Locate the lines of the listing below that hold "lactic", then copy each of them.

◇ ◇ ◇ ◇ ◇ ◇ ◇

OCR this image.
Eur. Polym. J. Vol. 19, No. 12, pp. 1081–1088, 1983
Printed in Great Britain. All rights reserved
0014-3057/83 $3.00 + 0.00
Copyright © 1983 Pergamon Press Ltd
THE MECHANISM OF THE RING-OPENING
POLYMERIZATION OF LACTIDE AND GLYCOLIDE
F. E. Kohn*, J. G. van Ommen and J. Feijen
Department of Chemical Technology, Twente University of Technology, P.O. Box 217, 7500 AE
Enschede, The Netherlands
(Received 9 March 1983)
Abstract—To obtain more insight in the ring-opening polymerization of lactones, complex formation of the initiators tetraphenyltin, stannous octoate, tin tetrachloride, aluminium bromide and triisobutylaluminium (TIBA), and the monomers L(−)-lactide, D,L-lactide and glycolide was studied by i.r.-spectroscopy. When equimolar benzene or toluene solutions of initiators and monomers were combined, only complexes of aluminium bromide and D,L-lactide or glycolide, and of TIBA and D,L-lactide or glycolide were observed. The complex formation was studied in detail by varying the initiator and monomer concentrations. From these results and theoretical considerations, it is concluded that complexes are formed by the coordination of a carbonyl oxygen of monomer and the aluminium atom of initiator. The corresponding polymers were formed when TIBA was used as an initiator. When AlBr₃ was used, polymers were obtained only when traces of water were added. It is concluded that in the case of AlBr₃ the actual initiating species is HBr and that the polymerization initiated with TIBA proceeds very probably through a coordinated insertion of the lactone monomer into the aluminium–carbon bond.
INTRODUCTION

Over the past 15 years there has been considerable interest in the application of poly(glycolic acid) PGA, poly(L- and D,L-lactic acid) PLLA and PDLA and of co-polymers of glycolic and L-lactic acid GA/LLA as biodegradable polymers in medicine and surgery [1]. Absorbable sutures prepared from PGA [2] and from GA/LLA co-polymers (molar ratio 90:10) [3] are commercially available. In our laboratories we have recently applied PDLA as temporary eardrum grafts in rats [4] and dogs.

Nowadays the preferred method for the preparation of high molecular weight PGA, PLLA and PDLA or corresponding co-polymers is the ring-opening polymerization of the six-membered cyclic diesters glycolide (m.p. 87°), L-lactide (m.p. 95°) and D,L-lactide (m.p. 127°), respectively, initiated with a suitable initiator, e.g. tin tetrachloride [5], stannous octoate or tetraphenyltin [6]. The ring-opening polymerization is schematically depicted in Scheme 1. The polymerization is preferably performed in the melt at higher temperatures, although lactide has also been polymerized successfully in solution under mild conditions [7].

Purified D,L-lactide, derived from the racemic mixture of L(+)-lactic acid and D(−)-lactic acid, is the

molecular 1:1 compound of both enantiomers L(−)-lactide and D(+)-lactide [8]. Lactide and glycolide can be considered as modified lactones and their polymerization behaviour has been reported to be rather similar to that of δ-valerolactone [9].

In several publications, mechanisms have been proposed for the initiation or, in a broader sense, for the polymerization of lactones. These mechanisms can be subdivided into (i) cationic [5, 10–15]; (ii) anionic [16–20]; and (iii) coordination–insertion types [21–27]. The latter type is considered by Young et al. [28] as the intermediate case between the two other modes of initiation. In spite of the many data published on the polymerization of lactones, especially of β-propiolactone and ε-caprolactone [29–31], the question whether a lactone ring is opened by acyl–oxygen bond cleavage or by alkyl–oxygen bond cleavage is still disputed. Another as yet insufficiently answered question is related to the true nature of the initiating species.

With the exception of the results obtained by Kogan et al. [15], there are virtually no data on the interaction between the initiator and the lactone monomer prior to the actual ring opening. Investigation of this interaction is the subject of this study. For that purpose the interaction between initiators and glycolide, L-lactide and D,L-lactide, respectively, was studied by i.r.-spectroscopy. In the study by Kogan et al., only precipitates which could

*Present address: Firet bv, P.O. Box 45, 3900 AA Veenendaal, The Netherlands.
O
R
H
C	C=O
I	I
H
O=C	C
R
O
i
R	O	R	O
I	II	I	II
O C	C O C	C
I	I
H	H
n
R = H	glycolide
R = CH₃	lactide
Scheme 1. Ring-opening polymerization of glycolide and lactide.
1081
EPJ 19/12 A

◇ ◇ ◇ ◇ ◇ ◇ ◇

Task output ->
Over the past 15 years there has been considerable interest in the application of poly(glycolic acid) PGA, poly(L- and D,L-lactic acid) PLLA and PDLA and of co-polymers of glycolic and L-lactic acid GA/LLA as biodegradable polymers in medicine and surgery [1]. Absorbable sutures prepared from PGA [2] and from GA/LLA co-polymers (molar ratio 90:10) [3] are commercially available. In our laboratories we have recently applied PDLA as temporary eardrum grafts in rats [4] and dogs.
Purified D,L-lactide, derived from the racemic mixture of L(+)-lactic acid and D(−)-lactic acid, is the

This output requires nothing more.